• Prompt
Copy out all lines that hold "this".

• Data shown

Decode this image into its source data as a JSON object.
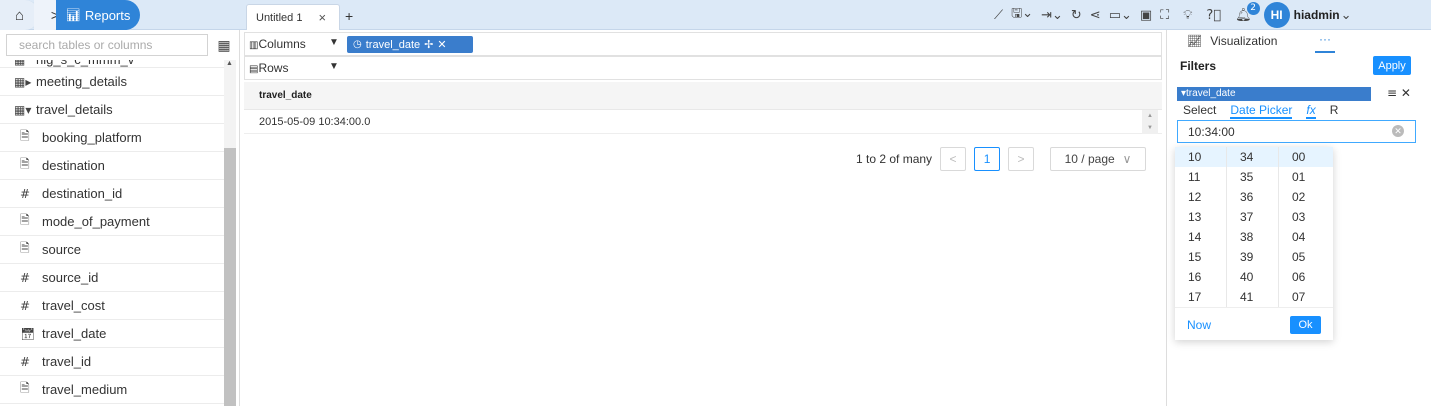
{
  "breadcrumb": {
    "home_icon": "home-icon",
    "separator": ">",
    "reports_label": "Reports"
  },
  "tabs": [
    {
      "label": "Untitled 1",
      "close": "×"
    }
  ],
  "tab_add": "+",
  "user": {
    "initials": "HI",
    "name": "hiadmin",
    "notifications": "2"
  },
  "left_panel": {
    "search_placeholder": "search tables or columns",
    "tables": [
      {
        "name": "meeting_details",
        "expanded": false
      },
      {
        "name": "travel_details",
        "expanded": true
      }
    ],
    "partial_label": "hig_s_c_mmm_v",
    "fields": [
      {
        "name": "booking_platform",
        "type": "text"
      },
      {
        "name": "destination",
        "type": "text"
      },
      {
        "name": "destination_id",
        "type": "number"
      },
      {
        "name": "mode_of_payment",
        "type": "text"
      },
      {
        "name": "source",
        "type": "text"
      },
      {
        "name": "source_id",
        "type": "number"
      },
      {
        "name": "travel_cost",
        "type": "number"
      },
      {
        "name": "travel_date",
        "type": "date"
      },
      {
        "name": "travel_id",
        "type": "number"
      },
      {
        "name": "travel_medium",
        "type": "text"
      }
    ]
  },
  "shelves": {
    "columns_label": "Columns",
    "rows_label": "Rows",
    "column_pill": "travel_date"
  },
  "grid": {
    "header": "travel_date",
    "rows": [
      "2015-05-09 10:34:00.0"
    ]
  },
  "pager": {
    "summary": "1 to 2 of many",
    "prev": "<",
    "current": "1",
    "next": ">",
    "page_size": "10 / page"
  },
  "right_panel": {
    "viz_label": "Visualization",
    "more_label": "···",
    "filters_title": "Filters",
    "apply_label": "Apply",
    "filter_name": "travel_date",
    "modes": [
      "Select",
      "Date Picker",
      "fx",
      "R"
    ],
    "time_value": "10:34:00"
  },
  "time_picker": {
    "hours": [
      "10",
      "11",
      "12",
      "13",
      "14",
      "15",
      "16",
      "17"
    ],
    "minutes": [
      "34",
      "35",
      "36",
      "37",
      "38",
      "39",
      "40",
      "41"
    ],
    "seconds": [
      "00",
      "01",
      "02",
      "03",
      "04",
      "05",
      "06",
      "07"
    ],
    "now_label": "Now",
    "ok_label": "Ok"
  },
  "colors": {
    "accent": "#2f84d8",
    "link": "#1890ff",
    "pill": "#3a7dcc"
  }
}
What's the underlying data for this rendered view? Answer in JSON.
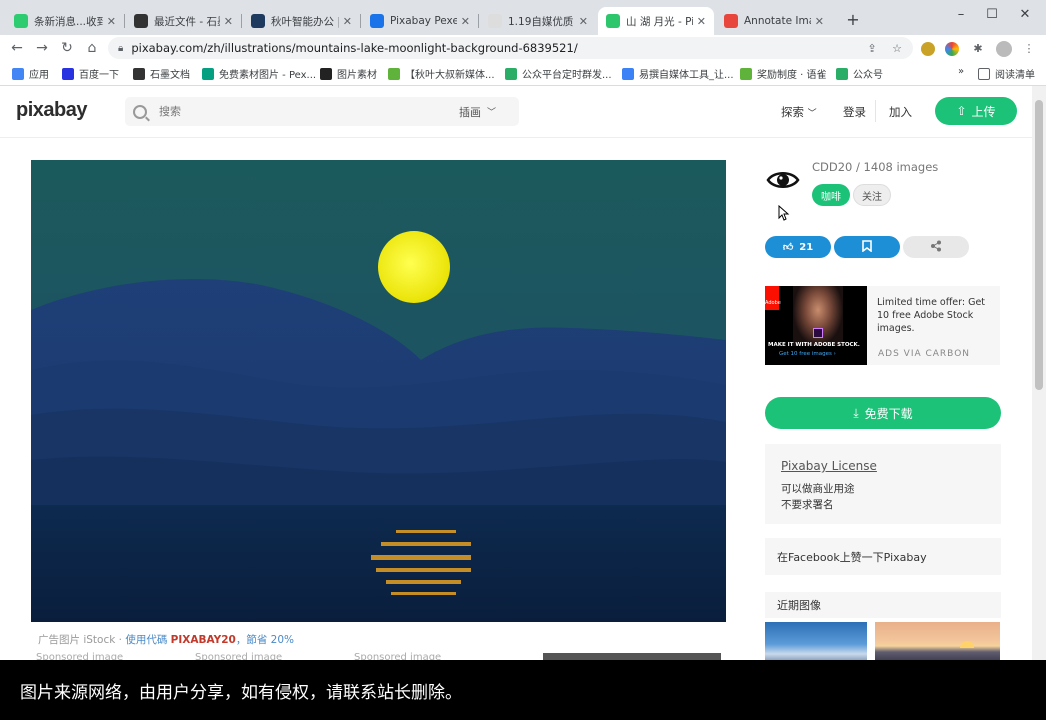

• Result below
Decode this image into its source data as a JSON object.
What's the underlying data for this rendered view? Answer in JSON.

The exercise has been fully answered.